◆ Given request ◆
From the entries below, please gather each line containing the string "Output".

[start]

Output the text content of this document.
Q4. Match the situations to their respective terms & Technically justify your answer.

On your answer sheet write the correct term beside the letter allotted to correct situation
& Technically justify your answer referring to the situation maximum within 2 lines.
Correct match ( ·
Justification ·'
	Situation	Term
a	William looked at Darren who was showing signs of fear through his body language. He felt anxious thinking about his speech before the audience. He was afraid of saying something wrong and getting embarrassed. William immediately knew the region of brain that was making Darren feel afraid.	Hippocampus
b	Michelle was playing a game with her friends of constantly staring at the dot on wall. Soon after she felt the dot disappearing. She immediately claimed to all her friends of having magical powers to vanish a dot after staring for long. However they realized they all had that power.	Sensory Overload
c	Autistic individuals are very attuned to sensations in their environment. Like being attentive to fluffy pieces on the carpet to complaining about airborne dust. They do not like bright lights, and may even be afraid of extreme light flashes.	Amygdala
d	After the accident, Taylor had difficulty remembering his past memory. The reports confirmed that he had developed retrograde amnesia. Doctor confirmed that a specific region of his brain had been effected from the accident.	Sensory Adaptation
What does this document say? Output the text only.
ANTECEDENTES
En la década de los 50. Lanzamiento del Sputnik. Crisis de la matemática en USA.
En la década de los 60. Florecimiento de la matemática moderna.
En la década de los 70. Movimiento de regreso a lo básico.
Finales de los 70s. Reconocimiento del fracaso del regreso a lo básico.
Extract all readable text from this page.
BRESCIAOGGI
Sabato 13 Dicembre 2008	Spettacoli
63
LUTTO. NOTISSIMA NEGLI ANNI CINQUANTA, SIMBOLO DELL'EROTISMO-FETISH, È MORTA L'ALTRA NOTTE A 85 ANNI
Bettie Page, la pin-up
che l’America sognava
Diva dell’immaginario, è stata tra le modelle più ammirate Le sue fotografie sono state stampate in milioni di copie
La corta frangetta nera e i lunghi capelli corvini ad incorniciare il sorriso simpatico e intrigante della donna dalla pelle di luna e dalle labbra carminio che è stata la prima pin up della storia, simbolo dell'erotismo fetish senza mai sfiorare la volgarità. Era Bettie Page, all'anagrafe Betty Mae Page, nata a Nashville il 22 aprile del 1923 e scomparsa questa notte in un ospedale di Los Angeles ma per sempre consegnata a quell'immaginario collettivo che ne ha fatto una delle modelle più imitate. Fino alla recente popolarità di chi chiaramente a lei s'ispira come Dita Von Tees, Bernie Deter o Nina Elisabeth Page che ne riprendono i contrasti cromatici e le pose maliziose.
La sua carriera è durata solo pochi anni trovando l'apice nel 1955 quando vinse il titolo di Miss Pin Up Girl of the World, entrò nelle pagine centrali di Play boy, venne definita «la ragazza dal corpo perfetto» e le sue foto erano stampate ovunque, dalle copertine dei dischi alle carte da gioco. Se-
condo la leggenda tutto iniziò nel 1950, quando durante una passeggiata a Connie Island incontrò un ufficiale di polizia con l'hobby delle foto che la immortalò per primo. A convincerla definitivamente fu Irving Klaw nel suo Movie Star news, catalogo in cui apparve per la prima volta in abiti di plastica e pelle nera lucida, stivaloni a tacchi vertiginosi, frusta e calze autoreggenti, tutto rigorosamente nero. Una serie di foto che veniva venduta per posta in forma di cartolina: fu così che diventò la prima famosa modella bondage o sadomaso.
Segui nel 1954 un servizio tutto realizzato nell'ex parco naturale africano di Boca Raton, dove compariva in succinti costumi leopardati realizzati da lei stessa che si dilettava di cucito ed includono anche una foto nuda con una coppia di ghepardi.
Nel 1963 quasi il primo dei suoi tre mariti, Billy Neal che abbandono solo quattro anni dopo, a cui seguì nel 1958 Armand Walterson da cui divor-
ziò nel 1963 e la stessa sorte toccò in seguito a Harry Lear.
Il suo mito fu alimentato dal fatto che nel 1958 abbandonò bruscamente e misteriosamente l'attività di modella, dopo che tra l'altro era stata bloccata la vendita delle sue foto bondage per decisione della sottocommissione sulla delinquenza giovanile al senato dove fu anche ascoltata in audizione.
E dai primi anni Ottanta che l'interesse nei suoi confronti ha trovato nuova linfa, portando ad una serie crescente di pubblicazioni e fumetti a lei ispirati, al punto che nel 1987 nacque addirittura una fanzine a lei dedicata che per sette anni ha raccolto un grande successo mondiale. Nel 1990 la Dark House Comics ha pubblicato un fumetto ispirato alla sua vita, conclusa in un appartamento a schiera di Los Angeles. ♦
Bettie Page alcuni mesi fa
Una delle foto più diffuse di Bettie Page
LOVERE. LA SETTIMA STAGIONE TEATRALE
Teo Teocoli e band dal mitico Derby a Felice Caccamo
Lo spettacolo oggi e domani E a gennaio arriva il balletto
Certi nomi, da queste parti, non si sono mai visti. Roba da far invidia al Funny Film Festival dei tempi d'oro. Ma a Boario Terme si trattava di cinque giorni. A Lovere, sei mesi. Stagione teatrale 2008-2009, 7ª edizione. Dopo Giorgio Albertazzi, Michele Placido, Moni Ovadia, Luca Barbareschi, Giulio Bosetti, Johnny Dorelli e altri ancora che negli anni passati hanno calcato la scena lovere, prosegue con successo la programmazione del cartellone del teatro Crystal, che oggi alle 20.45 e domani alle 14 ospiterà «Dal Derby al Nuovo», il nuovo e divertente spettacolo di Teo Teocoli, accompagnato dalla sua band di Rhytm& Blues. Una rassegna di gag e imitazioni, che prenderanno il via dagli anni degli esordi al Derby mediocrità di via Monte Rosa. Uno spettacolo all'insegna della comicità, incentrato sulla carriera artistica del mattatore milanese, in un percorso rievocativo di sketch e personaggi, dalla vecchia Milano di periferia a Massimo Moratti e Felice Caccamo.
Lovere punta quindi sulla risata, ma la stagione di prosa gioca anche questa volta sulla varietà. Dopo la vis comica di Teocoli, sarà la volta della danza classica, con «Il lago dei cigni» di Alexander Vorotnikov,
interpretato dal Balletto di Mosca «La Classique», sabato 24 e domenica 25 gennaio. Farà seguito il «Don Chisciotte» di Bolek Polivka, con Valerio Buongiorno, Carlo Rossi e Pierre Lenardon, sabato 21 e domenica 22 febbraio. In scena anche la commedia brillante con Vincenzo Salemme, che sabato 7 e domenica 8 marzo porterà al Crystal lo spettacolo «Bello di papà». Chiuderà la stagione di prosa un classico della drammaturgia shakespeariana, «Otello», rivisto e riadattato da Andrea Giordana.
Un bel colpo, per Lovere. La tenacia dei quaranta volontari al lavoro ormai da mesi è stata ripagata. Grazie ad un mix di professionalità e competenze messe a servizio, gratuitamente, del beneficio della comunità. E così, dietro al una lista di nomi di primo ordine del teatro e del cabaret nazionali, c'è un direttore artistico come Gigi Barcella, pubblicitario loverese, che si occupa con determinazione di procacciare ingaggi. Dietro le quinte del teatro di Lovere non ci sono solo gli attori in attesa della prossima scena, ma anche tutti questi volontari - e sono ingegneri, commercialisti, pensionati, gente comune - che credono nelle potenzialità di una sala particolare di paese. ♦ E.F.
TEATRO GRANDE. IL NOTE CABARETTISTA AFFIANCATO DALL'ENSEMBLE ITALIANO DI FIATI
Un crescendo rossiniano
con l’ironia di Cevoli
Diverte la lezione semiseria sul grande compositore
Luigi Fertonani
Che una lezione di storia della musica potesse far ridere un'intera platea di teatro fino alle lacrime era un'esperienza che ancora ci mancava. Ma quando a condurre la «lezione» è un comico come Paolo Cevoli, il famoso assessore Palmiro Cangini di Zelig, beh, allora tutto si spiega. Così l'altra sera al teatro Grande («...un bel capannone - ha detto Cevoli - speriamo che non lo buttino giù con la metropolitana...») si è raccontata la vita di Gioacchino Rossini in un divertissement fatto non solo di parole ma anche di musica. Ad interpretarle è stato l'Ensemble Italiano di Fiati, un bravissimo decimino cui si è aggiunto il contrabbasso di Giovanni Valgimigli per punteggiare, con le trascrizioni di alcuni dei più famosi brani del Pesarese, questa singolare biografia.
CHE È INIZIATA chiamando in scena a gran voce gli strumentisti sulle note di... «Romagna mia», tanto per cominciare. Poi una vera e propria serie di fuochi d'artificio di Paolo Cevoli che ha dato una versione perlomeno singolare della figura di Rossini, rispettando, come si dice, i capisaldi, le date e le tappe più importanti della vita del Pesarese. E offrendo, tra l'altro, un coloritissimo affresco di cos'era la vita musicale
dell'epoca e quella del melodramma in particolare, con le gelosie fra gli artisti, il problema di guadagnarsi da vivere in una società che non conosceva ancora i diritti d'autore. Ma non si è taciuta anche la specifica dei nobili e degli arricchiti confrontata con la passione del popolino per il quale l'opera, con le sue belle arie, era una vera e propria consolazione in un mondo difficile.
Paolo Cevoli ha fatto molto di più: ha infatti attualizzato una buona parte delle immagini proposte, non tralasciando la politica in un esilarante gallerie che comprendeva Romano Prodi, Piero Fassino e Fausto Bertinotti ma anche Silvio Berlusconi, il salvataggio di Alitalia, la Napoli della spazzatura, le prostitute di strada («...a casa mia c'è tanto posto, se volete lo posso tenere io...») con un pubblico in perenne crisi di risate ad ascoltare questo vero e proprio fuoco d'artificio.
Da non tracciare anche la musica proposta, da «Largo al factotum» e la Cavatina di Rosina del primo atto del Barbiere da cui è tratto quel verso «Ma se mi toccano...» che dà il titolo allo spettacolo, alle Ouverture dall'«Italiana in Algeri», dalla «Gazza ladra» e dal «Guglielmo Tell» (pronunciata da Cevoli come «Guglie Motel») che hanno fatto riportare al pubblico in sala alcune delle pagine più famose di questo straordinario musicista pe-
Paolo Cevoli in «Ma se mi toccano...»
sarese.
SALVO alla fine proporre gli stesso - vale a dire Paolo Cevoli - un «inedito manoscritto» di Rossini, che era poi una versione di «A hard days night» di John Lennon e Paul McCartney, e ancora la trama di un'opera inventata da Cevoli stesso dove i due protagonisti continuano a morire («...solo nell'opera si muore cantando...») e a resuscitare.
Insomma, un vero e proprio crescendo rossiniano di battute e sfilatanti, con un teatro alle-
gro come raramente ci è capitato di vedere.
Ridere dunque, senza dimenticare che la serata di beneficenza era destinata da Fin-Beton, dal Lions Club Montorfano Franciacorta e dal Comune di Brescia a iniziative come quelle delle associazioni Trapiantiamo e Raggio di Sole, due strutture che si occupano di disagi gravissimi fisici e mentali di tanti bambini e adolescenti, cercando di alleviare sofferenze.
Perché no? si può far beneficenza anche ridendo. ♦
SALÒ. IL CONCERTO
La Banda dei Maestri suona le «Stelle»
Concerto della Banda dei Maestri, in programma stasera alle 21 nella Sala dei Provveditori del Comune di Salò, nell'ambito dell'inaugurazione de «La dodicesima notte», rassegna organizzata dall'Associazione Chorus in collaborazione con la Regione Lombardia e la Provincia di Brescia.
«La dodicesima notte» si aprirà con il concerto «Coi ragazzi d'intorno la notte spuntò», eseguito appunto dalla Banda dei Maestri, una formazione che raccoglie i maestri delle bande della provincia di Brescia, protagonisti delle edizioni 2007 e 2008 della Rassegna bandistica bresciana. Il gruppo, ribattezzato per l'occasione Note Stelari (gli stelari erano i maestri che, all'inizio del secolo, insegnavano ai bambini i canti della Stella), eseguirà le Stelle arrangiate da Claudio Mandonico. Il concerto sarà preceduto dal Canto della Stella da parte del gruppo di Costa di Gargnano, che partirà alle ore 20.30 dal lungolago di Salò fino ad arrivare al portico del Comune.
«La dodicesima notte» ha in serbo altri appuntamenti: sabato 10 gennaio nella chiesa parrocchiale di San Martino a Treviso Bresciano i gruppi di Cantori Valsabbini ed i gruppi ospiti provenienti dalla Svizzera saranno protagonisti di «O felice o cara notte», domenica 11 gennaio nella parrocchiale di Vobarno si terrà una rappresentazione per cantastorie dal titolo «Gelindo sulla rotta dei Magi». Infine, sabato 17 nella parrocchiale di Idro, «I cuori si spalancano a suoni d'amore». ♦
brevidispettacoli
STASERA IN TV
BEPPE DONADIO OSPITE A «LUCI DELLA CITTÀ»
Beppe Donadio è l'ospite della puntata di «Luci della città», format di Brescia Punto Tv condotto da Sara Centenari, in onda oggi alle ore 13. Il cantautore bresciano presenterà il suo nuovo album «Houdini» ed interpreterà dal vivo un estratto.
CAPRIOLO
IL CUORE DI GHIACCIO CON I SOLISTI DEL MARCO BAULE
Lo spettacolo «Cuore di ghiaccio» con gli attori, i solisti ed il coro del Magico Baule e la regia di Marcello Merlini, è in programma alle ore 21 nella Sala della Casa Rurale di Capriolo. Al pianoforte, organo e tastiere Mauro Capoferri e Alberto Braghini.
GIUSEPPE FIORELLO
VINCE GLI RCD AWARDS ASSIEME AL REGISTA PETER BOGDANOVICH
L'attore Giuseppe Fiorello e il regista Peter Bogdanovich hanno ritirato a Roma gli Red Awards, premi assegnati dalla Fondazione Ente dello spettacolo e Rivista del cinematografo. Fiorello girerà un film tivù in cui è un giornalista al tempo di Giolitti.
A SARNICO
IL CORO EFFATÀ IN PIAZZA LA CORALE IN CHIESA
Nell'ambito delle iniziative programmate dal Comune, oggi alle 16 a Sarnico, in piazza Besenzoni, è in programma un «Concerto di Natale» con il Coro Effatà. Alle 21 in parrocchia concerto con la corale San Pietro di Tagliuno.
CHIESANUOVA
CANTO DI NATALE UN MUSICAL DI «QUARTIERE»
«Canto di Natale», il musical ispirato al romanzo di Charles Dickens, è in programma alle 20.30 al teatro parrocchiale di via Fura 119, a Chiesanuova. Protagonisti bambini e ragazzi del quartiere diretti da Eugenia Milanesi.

[end]

◆ Solution to this problem ◆
Output the text content of this document.
What does this document say? Output the text only.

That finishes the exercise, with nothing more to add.